DATA TO PROCESS:
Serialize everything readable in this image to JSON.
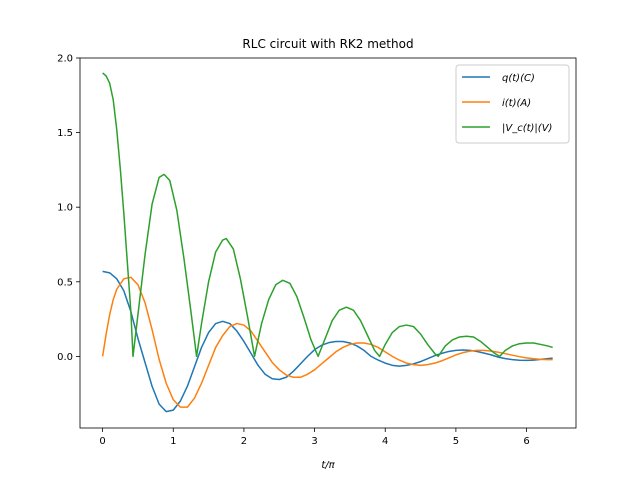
{
  "chart_data": {
    "type": "line",
    "title": "RLC circuit with RK2 method",
    "xlabel": "t/π",
    "ylabel": "",
    "xlim": [
      -0.32,
      6.7
    ],
    "ylim": [
      -0.48,
      2.0
    ],
    "xticks": [
      0,
      1,
      2,
      3,
      4,
      5,
      6
    ],
    "yticks": [
      0.0,
      0.5,
      1.0,
      1.5,
      2.0
    ],
    "xtick_labels": [
      "0",
      "1",
      "2",
      "3",
      "4",
      "5",
      "6"
    ],
    "ytick_labels": [
      "0.0",
      "0.5",
      "1.0",
      "1.5",
      "2.0"
    ],
    "grid": false,
    "legend_position": "upper right",
    "x_end": 6.37,
    "series": [
      {
        "name": "q(t)(C)",
        "color": "#1f77b4",
        "points": [
          [
            0,
            0.57
          ],
          [
            0.1,
            0.56
          ],
          [
            0.2,
            0.52
          ],
          [
            0.3,
            0.44
          ],
          [
            0.4,
            0.3
          ],
          [
            0.5,
            0.12
          ],
          [
            0.6,
            -0.04
          ],
          [
            0.7,
            -0.2
          ],
          [
            0.8,
            -0.32
          ],
          [
            0.9,
            -0.37
          ],
          [
            1.0,
            -0.36
          ],
          [
            1.1,
            -0.3
          ],
          [
            1.2,
            -0.2
          ],
          [
            1.3,
            -0.07
          ],
          [
            1.4,
            0.06
          ],
          [
            1.5,
            0.16
          ],
          [
            1.6,
            0.22
          ],
          [
            1.7,
            0.235
          ],
          [
            1.8,
            0.22
          ],
          [
            1.9,
            0.17
          ],
          [
            2.0,
            0.1
          ],
          [
            2.1,
            0.02
          ],
          [
            2.2,
            -0.06
          ],
          [
            2.3,
            -0.12
          ],
          [
            2.4,
            -0.15
          ],
          [
            2.5,
            -0.155
          ],
          [
            2.6,
            -0.14
          ],
          [
            2.7,
            -0.1
          ],
          [
            2.8,
            -0.05
          ],
          [
            2.9,
            0.0
          ],
          [
            3.0,
            0.045
          ],
          [
            3.1,
            0.075
          ],
          [
            3.2,
            0.092
          ],
          [
            3.3,
            0.1
          ],
          [
            3.4,
            0.1
          ],
          [
            3.5,
            0.09
          ],
          [
            3.6,
            0.07
          ],
          [
            3.7,
            0.04
          ],
          [
            3.8,
            0.0
          ],
          [
            3.9,
            -0.025
          ],
          [
            4.0,
            -0.045
          ],
          [
            4.1,
            -0.06
          ],
          [
            4.2,
            -0.065
          ],
          [
            4.3,
            -0.06
          ],
          [
            4.4,
            -0.05
          ],
          [
            4.5,
            -0.035
          ],
          [
            4.6,
            -0.015
          ],
          [
            4.7,
            0.005
          ],
          [
            4.8,
            0.02
          ],
          [
            4.9,
            0.033
          ],
          [
            5.0,
            0.04
          ],
          [
            5.1,
            0.043
          ],
          [
            5.2,
            0.04
          ],
          [
            5.3,
            0.033
          ],
          [
            5.4,
            0.022
          ],
          [
            5.5,
            0.01
          ],
          [
            5.6,
            -0.005
          ],
          [
            5.7,
            -0.015
          ],
          [
            5.8,
            -0.022
          ],
          [
            5.9,
            -0.026
          ],
          [
            6.0,
            -0.027
          ],
          [
            6.1,
            -0.025
          ],
          [
            6.2,
            -0.02
          ],
          [
            6.3,
            -0.015
          ],
          [
            6.37,
            -0.012
          ]
        ]
      },
      {
        "name": "i(t)(A)",
        "color": "#ff7f0e",
        "points": [
          [
            0,
            0.0
          ],
          [
            0.05,
            0.15
          ],
          [
            0.1,
            0.28
          ],
          [
            0.15,
            0.38
          ],
          [
            0.2,
            0.45
          ],
          [
            0.3,
            0.52
          ],
          [
            0.4,
            0.53
          ],
          [
            0.5,
            0.48
          ],
          [
            0.6,
            0.36
          ],
          [
            0.7,
            0.18
          ],
          [
            0.8,
            -0.02
          ],
          [
            0.9,
            -0.18
          ],
          [
            1.0,
            -0.29
          ],
          [
            1.1,
            -0.34
          ],
          [
            1.2,
            -0.34
          ],
          [
            1.3,
            -0.28
          ],
          [
            1.4,
            -0.18
          ],
          [
            1.5,
            -0.06
          ],
          [
            1.6,
            0.06
          ],
          [
            1.7,
            0.14
          ],
          [
            1.8,
            0.2
          ],
          [
            1.9,
            0.22
          ],
          [
            2.0,
            0.21
          ],
          [
            2.1,
            0.17
          ],
          [
            2.2,
            0.1
          ],
          [
            2.3,
            0.03
          ],
          [
            2.4,
            -0.04
          ],
          [
            2.5,
            -0.09
          ],
          [
            2.6,
            -0.125
          ],
          [
            2.7,
            -0.14
          ],
          [
            2.8,
            -0.14
          ],
          [
            2.9,
            -0.12
          ],
          [
            3.0,
            -0.09
          ],
          [
            3.1,
            -0.05
          ],
          [
            3.2,
            -0.01
          ],
          [
            3.3,
            0.03
          ],
          [
            3.4,
            0.06
          ],
          [
            3.5,
            0.08
          ],
          [
            3.6,
            0.09
          ],
          [
            3.7,
            0.09
          ],
          [
            3.8,
            0.08
          ],
          [
            3.9,
            0.06
          ],
          [
            4.0,
            0.03
          ],
          [
            4.1,
            0.0
          ],
          [
            4.2,
            -0.025
          ],
          [
            4.3,
            -0.045
          ],
          [
            4.4,
            -0.055
          ],
          [
            4.5,
            -0.06
          ],
          [
            4.6,
            -0.055
          ],
          [
            4.7,
            -0.045
          ],
          [
            4.8,
            -0.03
          ],
          [
            4.9,
            -0.01
          ],
          [
            5.0,
            0.01
          ],
          [
            5.1,
            0.025
          ],
          [
            5.2,
            0.035
          ],
          [
            5.3,
            0.04
          ],
          [
            5.4,
            0.04
          ],
          [
            5.5,
            0.035
          ],
          [
            5.6,
            0.028
          ],
          [
            5.7,
            0.018
          ],
          [
            5.8,
            0.008
          ],
          [
            5.9,
            -0.002
          ],
          [
            6.0,
            -0.01
          ],
          [
            6.1,
            -0.016
          ],
          [
            6.2,
            -0.02
          ],
          [
            6.3,
            -0.022
          ],
          [
            6.37,
            -0.022
          ]
        ]
      },
      {
        "name": "|V_c(t)|(V)",
        "color": "#2ca02c",
        "points": [
          [
            0,
            1.9
          ],
          [
            0.05,
            1.88
          ],
          [
            0.1,
            1.83
          ],
          [
            0.15,
            1.72
          ],
          [
            0.2,
            1.52
          ],
          [
            0.25,
            1.26
          ],
          [
            0.3,
            0.96
          ],
          [
            0.35,
            0.63
          ],
          [
            0.4,
            0.3
          ],
          [
            0.43,
            0.0
          ],
          [
            0.5,
            0.28
          ],
          [
            0.6,
            0.68
          ],
          [
            0.7,
            1.02
          ],
          [
            0.8,
            1.2
          ],
          [
            0.87,
            1.22
          ],
          [
            0.95,
            1.18
          ],
          [
            1.05,
            0.98
          ],
          [
            1.15,
            0.66
          ],
          [
            1.25,
            0.3
          ],
          [
            1.33,
            0.0
          ],
          [
            1.4,
            0.22
          ],
          [
            1.5,
            0.5
          ],
          [
            1.6,
            0.7
          ],
          [
            1.7,
            0.78
          ],
          [
            1.75,
            0.79
          ],
          [
            1.85,
            0.72
          ],
          [
            1.95,
            0.52
          ],
          [
            2.05,
            0.27
          ],
          [
            2.15,
            0.0
          ],
          [
            2.25,
            0.22
          ],
          [
            2.35,
            0.38
          ],
          [
            2.45,
            0.48
          ],
          [
            2.55,
            0.51
          ],
          [
            2.65,
            0.49
          ],
          [
            2.75,
            0.4
          ],
          [
            2.85,
            0.26
          ],
          [
            2.95,
            0.11
          ],
          [
            3.05,
            0.0
          ],
          [
            3.15,
            0.12
          ],
          [
            3.25,
            0.24
          ],
          [
            3.35,
            0.31
          ],
          [
            3.45,
            0.33
          ],
          [
            3.55,
            0.31
          ],
          [
            3.65,
            0.24
          ],
          [
            3.75,
            0.14
          ],
          [
            3.85,
            0.04
          ],
          [
            3.92,
            0.0
          ],
          [
            4.0,
            0.08
          ],
          [
            4.1,
            0.16
          ],
          [
            4.2,
            0.2
          ],
          [
            4.3,
            0.21
          ],
          [
            4.4,
            0.2
          ],
          [
            4.5,
            0.15
          ],
          [
            4.6,
            0.08
          ],
          [
            4.7,
            0.02
          ],
          [
            4.75,
            0.0
          ],
          [
            4.85,
            0.07
          ],
          [
            4.95,
            0.11
          ],
          [
            5.05,
            0.13
          ],
          [
            5.15,
            0.135
          ],
          [
            5.25,
            0.13
          ],
          [
            5.35,
            0.1
          ],
          [
            5.45,
            0.06
          ],
          [
            5.55,
            0.02
          ],
          [
            5.62,
            0.0
          ],
          [
            5.7,
            0.04
          ],
          [
            5.8,
            0.07
          ],
          [
            5.9,
            0.085
          ],
          [
            6.0,
            0.09
          ],
          [
            6.1,
            0.09
          ],
          [
            6.2,
            0.08
          ],
          [
            6.3,
            0.07
          ],
          [
            6.37,
            0.06
          ]
        ]
      }
    ]
  }
}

OBJECTIVE:
In the entries above, find every line holding the word "color" and copy it out.

TASK OUTPUT:
        "color": "#1f77b4",
        "color": "#ff7f0e",
        "color": "#2ca02c",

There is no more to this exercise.